▶ Job:
Report, word for word, every line of the material that contains "homi".

[Records from a data collection]
"""

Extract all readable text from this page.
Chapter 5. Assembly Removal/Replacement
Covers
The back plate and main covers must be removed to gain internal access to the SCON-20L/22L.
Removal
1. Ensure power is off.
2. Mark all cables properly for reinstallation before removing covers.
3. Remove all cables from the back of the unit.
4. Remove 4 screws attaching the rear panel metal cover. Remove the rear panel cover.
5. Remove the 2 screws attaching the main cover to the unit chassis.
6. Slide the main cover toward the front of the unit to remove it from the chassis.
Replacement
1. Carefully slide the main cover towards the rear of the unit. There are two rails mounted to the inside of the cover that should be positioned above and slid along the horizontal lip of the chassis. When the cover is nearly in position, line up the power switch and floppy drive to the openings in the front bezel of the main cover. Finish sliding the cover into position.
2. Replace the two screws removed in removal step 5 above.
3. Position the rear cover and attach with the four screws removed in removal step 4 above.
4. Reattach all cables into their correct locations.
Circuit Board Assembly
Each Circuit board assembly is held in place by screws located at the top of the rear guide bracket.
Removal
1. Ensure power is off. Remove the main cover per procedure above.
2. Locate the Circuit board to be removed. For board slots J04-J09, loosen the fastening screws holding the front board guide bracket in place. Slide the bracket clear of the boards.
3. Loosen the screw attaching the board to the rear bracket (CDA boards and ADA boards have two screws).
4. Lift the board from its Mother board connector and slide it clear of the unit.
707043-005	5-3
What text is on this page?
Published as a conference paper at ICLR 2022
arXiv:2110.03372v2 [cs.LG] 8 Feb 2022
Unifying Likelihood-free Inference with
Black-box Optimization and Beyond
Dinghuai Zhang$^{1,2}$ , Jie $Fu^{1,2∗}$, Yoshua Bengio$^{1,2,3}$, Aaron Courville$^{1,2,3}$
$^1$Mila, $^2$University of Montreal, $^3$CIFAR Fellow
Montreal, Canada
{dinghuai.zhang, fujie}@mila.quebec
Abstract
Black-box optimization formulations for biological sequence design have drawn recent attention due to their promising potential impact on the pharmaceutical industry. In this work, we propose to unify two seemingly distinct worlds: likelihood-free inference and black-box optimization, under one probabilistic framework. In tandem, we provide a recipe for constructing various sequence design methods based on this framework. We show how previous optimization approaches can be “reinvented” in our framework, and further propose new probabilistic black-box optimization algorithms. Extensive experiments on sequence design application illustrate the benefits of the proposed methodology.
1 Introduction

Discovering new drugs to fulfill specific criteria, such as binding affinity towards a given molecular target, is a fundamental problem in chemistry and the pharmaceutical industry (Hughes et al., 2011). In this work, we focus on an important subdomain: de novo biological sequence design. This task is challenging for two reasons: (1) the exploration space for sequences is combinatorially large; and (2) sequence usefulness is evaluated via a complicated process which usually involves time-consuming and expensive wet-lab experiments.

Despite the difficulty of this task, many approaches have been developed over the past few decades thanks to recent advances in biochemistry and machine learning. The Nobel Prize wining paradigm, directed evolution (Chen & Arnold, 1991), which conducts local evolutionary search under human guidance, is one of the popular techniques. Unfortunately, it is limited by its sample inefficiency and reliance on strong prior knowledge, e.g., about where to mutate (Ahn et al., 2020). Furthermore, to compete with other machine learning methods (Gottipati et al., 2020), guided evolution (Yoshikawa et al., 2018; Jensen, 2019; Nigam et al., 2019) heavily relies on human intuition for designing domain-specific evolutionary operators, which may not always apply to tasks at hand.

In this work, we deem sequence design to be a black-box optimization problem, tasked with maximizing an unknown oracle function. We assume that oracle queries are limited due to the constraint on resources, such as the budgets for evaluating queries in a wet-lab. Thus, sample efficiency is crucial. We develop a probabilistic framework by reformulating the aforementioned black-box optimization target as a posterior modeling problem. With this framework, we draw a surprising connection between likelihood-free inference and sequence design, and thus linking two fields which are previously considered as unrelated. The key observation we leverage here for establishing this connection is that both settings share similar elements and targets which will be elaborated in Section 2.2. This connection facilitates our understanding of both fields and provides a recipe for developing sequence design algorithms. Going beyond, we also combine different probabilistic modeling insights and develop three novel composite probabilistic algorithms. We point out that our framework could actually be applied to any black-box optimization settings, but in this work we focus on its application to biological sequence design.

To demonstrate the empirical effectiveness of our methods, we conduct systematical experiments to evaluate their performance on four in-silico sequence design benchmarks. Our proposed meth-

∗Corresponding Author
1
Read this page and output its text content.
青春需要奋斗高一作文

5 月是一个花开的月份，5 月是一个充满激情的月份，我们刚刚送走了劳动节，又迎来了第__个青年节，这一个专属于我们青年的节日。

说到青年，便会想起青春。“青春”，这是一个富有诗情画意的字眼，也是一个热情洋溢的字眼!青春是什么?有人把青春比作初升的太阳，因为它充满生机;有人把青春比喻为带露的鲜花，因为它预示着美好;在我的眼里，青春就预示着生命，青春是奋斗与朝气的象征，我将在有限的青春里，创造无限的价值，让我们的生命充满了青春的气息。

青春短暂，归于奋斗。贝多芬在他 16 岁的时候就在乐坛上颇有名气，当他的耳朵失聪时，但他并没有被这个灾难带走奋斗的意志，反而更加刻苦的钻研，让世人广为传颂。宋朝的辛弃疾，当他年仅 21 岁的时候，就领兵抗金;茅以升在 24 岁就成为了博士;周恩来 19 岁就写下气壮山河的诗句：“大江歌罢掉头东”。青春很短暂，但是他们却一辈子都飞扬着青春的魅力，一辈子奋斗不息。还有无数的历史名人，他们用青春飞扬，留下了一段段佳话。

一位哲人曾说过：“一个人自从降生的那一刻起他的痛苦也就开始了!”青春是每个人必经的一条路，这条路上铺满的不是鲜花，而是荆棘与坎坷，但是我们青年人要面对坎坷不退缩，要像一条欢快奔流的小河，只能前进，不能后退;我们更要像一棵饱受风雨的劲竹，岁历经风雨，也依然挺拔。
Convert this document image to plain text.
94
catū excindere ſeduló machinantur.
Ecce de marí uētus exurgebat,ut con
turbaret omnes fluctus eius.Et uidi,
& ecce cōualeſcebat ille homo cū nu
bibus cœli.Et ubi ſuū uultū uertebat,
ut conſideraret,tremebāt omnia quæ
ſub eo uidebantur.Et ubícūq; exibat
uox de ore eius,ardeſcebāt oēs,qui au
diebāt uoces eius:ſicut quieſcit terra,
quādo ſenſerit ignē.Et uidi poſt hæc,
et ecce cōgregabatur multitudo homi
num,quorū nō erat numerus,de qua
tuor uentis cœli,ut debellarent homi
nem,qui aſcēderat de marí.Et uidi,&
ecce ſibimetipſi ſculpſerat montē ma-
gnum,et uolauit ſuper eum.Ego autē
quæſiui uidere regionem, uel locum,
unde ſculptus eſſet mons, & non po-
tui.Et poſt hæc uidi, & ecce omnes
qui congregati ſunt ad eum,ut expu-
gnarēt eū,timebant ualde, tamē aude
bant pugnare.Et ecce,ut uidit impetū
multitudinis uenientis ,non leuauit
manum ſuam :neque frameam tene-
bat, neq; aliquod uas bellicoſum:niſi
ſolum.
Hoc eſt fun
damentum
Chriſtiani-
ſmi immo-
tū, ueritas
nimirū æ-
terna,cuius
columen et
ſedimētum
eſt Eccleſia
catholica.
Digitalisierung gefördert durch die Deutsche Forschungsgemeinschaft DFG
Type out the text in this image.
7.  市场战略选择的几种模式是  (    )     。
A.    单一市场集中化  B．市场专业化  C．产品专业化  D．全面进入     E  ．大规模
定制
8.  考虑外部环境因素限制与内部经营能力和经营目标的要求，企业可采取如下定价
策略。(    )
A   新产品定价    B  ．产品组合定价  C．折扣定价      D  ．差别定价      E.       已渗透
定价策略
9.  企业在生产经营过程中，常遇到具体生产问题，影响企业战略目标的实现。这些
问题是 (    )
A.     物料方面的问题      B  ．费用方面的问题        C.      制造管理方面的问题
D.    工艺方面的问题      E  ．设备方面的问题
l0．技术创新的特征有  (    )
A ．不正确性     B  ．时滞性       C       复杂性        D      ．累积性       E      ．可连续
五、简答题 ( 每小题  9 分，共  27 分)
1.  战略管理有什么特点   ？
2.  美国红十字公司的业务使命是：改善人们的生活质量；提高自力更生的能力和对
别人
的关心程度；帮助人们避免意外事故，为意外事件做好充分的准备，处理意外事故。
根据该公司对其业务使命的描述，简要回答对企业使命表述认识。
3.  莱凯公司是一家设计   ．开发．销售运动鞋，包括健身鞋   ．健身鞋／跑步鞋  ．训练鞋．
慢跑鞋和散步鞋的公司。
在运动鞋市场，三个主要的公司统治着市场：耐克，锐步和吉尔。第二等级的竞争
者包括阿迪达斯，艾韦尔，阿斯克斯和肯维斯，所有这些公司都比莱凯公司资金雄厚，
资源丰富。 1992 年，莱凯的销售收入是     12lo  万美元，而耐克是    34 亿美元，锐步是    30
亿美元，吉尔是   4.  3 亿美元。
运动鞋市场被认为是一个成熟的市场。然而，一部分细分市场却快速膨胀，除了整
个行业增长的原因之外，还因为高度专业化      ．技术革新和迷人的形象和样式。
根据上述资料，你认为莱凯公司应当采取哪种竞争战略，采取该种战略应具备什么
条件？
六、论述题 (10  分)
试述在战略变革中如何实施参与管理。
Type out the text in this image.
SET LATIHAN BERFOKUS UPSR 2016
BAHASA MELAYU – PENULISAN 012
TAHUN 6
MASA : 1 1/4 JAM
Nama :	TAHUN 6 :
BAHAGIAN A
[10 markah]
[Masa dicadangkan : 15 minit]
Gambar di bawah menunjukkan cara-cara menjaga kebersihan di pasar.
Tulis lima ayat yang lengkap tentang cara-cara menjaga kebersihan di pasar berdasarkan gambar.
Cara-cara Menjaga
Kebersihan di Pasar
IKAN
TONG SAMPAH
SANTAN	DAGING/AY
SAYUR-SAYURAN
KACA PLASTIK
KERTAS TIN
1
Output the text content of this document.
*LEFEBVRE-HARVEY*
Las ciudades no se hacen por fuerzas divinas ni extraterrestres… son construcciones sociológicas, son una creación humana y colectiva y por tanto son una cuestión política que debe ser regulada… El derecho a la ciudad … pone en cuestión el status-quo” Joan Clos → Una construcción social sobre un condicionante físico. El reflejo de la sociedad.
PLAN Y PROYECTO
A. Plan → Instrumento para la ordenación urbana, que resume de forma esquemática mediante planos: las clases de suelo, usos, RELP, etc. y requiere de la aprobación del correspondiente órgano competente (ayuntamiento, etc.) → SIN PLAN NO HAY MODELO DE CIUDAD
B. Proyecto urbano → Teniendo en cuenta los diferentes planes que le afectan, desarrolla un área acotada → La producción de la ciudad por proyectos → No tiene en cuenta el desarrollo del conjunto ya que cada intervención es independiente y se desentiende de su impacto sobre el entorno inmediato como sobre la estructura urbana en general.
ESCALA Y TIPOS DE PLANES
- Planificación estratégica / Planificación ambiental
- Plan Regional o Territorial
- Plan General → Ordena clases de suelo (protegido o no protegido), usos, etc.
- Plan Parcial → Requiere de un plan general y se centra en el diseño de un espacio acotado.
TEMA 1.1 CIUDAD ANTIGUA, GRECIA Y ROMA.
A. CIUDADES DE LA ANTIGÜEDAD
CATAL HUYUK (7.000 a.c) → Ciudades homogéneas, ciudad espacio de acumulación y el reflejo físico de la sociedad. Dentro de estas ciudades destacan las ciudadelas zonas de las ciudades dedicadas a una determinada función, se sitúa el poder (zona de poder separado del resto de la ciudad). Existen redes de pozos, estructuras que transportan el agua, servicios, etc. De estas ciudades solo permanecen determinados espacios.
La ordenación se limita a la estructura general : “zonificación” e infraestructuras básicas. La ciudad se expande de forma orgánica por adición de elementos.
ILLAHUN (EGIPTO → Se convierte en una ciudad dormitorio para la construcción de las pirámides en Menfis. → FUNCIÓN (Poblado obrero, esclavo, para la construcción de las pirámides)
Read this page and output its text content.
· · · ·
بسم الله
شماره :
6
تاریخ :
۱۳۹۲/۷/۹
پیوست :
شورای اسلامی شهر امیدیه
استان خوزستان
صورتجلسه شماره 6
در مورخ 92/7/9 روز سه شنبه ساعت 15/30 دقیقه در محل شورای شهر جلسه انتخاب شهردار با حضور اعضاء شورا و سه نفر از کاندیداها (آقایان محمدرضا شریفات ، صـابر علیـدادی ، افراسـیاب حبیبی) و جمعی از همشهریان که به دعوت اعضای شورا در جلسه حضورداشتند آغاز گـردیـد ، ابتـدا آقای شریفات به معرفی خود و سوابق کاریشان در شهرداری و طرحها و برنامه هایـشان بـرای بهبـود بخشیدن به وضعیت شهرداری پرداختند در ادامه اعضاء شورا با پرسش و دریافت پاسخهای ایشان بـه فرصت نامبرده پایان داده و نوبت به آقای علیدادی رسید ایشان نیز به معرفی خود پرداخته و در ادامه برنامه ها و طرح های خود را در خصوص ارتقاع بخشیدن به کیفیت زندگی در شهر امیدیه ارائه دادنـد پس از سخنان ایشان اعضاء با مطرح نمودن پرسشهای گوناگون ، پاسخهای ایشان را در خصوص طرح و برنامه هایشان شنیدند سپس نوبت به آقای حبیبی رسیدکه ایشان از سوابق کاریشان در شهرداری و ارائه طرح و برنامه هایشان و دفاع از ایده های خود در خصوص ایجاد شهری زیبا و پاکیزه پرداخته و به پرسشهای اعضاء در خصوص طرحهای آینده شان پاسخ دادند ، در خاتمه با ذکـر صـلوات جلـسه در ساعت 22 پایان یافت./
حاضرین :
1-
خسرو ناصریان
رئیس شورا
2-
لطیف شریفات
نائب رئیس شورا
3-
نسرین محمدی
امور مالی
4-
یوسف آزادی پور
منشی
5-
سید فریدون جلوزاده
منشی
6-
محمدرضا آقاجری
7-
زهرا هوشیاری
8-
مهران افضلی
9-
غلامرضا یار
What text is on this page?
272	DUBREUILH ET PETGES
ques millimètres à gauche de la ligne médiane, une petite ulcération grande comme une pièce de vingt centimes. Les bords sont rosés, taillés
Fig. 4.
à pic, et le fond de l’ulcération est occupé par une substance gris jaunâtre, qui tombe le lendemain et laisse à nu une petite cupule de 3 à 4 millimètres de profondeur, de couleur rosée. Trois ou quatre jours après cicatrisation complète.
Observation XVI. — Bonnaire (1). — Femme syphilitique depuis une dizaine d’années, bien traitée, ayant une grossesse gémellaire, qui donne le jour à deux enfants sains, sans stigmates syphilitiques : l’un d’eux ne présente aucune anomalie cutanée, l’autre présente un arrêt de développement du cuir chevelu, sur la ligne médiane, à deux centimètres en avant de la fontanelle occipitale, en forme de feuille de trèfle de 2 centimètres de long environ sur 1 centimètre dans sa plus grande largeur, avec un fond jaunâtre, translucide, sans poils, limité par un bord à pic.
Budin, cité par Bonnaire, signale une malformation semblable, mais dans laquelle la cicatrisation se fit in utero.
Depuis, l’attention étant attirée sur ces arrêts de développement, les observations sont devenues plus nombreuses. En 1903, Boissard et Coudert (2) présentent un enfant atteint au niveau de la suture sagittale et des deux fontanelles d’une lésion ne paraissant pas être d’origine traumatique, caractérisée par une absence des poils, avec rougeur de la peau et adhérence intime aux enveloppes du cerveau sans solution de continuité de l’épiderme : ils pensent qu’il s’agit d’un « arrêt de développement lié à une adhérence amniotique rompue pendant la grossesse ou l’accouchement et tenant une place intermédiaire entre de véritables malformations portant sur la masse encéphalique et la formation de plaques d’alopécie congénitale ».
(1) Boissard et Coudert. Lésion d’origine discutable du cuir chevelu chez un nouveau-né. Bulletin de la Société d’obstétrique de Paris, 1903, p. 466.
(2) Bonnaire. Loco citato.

"""

▶ Solution to the problem:
et ecce cōgregabatur multitudo homi
tuor uentis cœli,ut debellarent homi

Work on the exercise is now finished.